Brief | Extract each line where the string "Oratoriumkoor" shows up.

============================================================

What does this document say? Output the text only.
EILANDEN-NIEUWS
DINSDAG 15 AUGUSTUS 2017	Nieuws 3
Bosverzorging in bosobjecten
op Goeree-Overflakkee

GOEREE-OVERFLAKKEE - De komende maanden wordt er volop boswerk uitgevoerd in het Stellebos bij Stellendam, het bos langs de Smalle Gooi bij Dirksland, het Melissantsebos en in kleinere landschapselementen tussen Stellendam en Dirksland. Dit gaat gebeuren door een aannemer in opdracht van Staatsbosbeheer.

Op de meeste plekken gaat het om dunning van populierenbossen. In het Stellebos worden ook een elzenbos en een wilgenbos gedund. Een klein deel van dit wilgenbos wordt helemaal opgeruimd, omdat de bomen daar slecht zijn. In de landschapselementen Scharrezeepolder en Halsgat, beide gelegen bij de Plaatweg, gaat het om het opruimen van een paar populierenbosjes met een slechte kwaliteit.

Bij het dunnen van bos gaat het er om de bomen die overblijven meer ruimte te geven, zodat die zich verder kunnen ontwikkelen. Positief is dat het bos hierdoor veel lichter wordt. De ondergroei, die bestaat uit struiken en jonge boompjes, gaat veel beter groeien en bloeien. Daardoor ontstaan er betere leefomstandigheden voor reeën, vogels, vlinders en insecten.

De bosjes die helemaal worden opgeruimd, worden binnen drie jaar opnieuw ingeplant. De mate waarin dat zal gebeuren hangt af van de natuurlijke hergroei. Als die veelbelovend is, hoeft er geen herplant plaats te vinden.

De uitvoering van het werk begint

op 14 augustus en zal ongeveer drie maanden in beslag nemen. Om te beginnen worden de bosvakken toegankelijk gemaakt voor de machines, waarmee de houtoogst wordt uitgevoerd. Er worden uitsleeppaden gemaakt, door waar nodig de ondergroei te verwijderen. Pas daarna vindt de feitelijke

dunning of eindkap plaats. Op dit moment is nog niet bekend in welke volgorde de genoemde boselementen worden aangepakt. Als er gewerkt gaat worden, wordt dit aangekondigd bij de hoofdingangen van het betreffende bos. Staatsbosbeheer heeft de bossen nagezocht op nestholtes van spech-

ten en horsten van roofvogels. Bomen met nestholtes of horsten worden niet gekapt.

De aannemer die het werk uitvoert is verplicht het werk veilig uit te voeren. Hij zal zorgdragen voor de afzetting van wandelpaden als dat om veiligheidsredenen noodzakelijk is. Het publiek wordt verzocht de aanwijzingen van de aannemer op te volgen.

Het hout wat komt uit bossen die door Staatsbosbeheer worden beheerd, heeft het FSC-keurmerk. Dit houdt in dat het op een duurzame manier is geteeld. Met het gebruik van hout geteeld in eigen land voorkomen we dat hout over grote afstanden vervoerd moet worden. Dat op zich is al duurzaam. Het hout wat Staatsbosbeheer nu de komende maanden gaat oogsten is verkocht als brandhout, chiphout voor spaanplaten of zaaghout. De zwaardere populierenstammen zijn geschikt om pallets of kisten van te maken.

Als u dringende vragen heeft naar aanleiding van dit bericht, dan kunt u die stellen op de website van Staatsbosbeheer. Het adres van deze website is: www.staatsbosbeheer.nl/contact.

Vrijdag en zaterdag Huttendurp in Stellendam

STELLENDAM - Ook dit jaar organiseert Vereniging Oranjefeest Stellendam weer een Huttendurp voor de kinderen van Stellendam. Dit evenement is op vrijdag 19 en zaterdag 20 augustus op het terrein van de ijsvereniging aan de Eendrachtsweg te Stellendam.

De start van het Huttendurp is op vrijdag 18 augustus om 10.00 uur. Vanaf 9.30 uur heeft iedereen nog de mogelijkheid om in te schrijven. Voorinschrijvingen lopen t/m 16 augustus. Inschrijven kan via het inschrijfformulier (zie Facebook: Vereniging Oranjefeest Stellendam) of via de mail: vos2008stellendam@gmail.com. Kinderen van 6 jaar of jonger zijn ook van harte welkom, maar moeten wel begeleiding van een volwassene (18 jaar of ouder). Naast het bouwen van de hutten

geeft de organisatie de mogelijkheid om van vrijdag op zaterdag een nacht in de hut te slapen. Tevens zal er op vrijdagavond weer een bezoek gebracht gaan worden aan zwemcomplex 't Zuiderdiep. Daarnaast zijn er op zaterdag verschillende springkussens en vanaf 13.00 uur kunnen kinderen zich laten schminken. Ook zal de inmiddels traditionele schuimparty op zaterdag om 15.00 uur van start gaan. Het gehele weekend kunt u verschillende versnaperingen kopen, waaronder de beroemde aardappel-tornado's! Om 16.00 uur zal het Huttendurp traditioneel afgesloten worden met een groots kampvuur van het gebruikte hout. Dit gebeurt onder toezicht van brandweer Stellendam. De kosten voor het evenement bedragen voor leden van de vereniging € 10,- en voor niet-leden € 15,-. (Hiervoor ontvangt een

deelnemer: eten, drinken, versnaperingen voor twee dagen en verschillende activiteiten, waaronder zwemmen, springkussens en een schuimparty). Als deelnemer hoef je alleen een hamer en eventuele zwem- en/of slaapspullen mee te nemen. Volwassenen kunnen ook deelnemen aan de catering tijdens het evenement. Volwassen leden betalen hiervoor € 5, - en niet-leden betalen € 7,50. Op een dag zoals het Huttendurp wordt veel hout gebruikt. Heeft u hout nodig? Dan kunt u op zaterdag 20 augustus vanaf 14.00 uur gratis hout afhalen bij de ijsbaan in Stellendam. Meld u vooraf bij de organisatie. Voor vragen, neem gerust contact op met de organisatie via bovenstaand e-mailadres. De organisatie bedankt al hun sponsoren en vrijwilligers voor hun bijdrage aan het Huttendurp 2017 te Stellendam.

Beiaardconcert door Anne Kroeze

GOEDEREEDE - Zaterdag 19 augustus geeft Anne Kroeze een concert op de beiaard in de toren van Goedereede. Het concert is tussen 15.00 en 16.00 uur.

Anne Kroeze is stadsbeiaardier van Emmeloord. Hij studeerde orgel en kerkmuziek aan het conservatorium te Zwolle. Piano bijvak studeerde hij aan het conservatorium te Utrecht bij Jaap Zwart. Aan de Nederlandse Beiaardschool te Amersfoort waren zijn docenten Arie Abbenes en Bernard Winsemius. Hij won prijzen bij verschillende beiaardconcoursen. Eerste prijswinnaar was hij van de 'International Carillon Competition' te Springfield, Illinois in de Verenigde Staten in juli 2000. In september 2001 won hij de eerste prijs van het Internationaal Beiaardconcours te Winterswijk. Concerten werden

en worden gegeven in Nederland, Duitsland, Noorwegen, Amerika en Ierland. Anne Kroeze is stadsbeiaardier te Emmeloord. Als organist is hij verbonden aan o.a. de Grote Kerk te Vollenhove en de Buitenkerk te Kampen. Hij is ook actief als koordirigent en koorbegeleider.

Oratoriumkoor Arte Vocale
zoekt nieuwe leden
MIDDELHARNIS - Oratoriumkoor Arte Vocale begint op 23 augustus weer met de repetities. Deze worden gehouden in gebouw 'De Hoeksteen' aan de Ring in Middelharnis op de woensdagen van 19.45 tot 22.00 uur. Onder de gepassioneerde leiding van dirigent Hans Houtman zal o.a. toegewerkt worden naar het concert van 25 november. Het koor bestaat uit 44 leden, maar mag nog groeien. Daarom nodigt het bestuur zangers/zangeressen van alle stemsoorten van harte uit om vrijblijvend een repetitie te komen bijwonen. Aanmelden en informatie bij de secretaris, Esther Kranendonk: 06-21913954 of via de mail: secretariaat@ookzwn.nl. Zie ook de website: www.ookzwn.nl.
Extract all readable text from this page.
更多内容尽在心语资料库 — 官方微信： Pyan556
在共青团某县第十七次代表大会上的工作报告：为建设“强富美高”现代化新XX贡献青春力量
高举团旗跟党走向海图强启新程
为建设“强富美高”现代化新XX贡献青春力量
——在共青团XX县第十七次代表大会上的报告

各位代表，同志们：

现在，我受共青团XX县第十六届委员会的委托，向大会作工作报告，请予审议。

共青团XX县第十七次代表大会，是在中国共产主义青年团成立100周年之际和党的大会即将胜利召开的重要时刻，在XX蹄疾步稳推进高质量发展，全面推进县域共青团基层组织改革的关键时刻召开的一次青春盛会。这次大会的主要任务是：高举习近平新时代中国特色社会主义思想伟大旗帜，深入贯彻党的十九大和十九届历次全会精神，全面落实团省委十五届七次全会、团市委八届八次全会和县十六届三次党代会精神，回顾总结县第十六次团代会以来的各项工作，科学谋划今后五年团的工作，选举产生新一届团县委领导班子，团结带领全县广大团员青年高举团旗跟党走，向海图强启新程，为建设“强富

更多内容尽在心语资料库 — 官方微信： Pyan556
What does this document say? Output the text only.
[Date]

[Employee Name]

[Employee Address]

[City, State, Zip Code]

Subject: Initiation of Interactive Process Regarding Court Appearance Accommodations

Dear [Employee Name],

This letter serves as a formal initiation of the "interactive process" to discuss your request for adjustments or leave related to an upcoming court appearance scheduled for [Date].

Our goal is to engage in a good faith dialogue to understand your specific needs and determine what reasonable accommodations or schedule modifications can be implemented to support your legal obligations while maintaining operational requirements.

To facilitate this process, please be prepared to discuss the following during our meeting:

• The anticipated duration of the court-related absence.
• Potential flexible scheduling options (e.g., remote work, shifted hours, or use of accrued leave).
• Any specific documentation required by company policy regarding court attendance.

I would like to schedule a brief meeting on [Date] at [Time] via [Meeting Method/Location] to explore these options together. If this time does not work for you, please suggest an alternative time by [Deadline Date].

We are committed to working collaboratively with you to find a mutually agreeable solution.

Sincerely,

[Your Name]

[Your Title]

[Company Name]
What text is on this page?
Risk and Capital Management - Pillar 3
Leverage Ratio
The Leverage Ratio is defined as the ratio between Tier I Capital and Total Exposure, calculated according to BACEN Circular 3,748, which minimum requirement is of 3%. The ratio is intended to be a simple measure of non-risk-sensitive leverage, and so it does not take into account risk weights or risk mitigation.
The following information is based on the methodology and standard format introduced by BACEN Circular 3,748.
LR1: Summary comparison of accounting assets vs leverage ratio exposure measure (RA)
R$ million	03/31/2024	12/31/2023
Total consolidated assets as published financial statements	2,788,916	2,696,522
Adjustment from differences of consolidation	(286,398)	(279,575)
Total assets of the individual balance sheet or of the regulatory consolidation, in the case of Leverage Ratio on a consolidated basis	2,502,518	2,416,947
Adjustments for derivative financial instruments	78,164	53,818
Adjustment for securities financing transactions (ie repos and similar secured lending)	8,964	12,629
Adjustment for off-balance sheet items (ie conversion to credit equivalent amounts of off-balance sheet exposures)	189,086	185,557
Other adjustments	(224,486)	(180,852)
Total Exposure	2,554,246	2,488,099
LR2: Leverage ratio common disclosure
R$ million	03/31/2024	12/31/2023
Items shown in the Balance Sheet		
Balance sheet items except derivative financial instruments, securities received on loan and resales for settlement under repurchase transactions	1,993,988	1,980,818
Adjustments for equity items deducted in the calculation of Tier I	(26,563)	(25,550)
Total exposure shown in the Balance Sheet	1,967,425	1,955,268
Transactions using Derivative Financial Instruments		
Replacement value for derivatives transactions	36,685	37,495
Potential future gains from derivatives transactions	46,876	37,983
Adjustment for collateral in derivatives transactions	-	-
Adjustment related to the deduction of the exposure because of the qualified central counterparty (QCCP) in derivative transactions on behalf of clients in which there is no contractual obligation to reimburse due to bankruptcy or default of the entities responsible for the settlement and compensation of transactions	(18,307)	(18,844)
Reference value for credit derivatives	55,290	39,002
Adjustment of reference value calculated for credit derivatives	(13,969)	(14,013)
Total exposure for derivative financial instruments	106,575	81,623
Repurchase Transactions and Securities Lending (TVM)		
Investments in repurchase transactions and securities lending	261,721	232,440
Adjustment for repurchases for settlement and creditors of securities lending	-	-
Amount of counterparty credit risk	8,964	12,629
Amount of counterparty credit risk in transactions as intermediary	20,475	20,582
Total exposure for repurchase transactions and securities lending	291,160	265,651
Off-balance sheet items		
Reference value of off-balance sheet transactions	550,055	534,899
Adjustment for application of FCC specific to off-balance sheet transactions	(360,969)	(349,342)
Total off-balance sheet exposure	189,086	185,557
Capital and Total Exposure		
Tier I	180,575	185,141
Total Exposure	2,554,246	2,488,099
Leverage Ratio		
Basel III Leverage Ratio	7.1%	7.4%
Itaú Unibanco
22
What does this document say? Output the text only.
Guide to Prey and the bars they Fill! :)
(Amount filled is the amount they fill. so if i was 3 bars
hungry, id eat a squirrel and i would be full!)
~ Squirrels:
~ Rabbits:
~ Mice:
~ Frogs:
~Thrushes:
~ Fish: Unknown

============================================================

The reply |
Oratoriumkoor Arte Vocale
MIDDELHARNIS - Oratoriumkoor Arte Vocale begint op 23 augustus weer met de repetities. Deze worden gehouden in gebouw 'De Hoeksteen' aan de Ring in Middelharnis op de woensdagen van 19.45 tot 22.00 uur. Onder de gepassioneerde leiding van dirigent Hans Houtman zal o.a. toegewerkt worden naar het concert van 25 november. Het koor bestaat uit 44 leden, maar mag nog groeien. Daarom nodigt het bestuur zangers/zangeressen van alle stemsoorten van harte uit om vrijblijvend een repetitie te komen bijwonen. Aanmelden en informatie bij de secretaris, Esther Kranendonk: 06-21913954 of via de mail: secretariaat@ookzwn.nl. Zie ook de website: www.ookzwn.nl.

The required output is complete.